• [WHAT TO WORK ON]:
A. Which methods does the Factory class in the Java text declare?
B. Copy the part of the Java text starting at "fac.setSomething(something);" and ending at "thing = new Factory()".

(PASSAGE TO READ)

This code is not pretty, and somewhat bug-prone.  If it were possible to switch on string values, this code could be replaced by the prettier and safer:

     static boolean booleanFromString(String s) {
        switch(s) {
          case "true":
            return true;
          case "false":
            return false;
        }
        throw new IllegalArgumentException(s);
    }

See also http://yost.com/computers/java/string-switch/index.html

Chained Invocations

Some mutation-based APIs have a number of methods that return void. This is common in the factory pattern:

    class Factory {

        void setSomething(Something something) { ... }

        void setOther(Other other) { ... }

        Thing result() { ... }

    }

Using such a class can be awkward

    Factory fac = new Factory();

    fac.setSomething(something);

    fac.setOther(other);
    Thing thing = fac.result();

With chained invocations, you can reuse the receiver of the previous invocation and chain the calls together:

    Thing thing = new Factory()

        .setSomething(something)

        .setOther(other)

        .result();
With this language support, it is much easier to define "fluent" APIs.

(End PASSAGE TO READ)
(DATASET CONTENT)

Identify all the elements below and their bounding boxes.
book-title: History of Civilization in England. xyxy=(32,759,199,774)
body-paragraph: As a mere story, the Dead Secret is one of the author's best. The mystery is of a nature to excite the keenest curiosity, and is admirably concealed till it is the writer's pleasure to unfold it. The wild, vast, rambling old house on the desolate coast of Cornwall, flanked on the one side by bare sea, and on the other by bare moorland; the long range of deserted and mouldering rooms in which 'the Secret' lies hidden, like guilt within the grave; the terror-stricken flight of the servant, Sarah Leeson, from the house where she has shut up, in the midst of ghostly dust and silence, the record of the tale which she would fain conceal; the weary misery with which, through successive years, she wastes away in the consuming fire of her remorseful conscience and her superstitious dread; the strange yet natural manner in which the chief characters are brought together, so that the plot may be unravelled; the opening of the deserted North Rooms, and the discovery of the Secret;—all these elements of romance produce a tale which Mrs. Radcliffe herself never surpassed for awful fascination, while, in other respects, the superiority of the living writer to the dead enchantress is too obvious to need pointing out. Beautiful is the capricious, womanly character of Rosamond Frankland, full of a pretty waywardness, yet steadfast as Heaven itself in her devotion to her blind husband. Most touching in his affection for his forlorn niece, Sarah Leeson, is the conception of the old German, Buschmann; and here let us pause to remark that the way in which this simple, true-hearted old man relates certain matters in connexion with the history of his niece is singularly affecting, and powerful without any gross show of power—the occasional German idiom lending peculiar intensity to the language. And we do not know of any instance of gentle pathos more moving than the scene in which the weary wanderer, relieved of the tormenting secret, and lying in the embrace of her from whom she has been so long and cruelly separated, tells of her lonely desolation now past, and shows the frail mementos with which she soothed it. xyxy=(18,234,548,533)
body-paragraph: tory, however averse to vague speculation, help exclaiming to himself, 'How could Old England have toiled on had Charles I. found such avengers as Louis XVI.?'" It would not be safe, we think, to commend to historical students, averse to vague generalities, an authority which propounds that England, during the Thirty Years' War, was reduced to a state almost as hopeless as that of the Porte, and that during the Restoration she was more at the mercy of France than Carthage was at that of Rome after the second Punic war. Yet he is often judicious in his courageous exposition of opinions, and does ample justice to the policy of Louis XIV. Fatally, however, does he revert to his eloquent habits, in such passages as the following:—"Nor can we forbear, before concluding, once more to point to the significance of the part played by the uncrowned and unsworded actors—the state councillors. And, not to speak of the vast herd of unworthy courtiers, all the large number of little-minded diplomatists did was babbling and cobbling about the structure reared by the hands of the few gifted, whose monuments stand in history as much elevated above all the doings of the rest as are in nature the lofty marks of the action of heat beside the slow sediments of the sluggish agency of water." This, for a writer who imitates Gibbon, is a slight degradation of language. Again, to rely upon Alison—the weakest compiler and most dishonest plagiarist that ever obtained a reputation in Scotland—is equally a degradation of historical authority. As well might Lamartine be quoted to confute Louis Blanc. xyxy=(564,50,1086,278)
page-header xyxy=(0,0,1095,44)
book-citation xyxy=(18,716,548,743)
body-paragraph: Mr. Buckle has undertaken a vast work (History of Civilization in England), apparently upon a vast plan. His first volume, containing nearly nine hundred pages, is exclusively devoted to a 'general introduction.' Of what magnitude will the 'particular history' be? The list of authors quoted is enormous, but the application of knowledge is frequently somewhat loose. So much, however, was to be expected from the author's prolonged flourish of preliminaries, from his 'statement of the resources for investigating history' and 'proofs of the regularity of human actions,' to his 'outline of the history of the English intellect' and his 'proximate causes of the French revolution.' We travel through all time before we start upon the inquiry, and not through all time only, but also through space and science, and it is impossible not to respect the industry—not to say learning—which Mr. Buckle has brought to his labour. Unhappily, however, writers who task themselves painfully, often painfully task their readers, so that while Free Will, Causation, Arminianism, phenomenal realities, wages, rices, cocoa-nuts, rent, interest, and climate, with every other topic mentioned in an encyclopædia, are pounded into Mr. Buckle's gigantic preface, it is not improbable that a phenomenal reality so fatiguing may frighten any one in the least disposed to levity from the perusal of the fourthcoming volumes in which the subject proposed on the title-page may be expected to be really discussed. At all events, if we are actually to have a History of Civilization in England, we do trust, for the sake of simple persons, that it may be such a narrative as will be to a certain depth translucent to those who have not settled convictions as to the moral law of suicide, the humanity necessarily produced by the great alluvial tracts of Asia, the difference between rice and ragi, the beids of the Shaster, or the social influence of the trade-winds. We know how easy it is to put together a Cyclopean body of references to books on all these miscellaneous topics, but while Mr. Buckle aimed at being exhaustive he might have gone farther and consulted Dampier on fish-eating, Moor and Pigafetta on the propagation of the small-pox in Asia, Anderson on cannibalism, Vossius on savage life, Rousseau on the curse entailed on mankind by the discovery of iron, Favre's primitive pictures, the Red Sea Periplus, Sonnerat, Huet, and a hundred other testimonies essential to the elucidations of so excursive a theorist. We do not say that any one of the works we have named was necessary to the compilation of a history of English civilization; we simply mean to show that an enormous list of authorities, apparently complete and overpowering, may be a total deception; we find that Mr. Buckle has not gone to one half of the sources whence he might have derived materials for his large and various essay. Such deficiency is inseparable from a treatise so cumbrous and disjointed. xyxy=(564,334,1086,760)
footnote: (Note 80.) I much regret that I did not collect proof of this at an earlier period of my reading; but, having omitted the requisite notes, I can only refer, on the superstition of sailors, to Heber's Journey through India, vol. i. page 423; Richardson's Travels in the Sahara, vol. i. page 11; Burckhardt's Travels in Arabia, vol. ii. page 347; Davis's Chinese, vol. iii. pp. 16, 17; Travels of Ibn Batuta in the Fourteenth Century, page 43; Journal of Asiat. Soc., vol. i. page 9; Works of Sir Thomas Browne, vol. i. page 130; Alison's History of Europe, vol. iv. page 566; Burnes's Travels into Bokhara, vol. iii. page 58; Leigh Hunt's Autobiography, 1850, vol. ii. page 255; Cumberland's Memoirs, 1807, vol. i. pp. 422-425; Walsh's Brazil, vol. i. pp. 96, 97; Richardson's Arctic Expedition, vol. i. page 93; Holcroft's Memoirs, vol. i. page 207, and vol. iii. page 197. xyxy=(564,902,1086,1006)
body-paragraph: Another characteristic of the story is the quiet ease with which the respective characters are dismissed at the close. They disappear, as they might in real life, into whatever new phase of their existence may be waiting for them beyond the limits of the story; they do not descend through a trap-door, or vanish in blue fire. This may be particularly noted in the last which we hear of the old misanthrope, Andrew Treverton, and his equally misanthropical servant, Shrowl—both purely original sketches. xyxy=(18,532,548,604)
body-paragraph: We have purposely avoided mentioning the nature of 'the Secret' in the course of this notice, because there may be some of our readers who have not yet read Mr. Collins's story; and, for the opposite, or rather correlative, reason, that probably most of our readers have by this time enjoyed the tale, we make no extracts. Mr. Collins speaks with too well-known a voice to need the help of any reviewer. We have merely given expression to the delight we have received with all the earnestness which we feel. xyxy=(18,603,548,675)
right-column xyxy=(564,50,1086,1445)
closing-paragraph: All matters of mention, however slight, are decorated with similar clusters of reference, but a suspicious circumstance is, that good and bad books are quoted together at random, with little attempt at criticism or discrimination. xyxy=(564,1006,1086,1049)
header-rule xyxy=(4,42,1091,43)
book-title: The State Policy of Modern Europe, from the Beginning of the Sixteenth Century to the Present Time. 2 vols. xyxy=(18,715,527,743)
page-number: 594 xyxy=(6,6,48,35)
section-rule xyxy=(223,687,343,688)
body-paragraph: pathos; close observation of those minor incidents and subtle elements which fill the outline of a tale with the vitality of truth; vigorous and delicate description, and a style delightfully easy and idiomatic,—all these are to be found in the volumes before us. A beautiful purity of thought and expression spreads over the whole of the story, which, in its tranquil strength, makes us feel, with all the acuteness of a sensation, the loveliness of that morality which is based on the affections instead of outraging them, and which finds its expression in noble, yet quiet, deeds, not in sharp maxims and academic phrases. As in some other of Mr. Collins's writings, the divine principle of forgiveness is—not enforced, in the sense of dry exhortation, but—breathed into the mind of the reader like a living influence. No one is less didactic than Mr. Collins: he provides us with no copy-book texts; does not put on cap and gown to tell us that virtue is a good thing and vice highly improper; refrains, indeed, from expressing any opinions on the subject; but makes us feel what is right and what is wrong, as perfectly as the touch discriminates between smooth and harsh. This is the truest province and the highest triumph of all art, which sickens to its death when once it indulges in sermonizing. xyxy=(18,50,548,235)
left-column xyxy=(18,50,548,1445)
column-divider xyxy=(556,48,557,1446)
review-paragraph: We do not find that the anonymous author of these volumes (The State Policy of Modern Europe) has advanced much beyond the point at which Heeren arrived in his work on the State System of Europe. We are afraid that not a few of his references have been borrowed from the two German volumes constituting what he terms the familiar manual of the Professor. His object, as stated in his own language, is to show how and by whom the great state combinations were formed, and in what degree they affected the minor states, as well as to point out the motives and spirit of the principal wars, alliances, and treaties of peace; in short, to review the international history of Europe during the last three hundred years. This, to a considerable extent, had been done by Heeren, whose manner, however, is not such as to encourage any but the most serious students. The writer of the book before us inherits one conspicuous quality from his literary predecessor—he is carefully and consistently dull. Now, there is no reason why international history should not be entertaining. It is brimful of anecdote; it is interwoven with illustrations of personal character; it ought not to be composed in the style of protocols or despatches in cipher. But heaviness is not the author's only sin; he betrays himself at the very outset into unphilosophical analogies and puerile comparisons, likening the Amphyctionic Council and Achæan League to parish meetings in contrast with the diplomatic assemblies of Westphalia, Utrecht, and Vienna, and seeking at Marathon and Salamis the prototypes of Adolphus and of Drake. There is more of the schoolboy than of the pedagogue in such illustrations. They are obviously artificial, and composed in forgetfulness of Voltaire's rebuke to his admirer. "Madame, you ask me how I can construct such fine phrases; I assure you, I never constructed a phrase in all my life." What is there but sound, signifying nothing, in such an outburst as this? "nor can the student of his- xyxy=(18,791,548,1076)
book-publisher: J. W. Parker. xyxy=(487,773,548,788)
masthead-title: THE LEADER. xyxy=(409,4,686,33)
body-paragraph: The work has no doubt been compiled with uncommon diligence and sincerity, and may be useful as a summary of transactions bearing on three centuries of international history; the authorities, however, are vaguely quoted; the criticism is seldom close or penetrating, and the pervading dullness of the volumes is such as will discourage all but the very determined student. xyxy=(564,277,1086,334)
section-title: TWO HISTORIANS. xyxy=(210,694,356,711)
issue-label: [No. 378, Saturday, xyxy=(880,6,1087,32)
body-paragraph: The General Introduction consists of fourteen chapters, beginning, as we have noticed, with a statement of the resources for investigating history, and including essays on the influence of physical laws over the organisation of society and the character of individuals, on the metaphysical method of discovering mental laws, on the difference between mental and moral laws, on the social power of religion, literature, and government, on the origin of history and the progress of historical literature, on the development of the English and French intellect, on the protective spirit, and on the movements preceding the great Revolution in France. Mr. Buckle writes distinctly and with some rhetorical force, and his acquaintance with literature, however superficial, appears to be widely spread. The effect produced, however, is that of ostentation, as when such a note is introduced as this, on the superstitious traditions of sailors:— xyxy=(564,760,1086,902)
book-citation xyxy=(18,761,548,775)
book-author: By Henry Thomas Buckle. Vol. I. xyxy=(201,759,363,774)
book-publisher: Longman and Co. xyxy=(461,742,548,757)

(End DATASET CONTENT)

• [ANSWERS BY ITEM NUMBER]:
A. setSomething, setOther, result

B.
fac.setSomething(something);

    fac.setOther(other);
    Thing thing = fac.result();

With chained invocations, you can reuse the receiver of the previous invocation and chain the calls together:

    Thing thing = new Factory()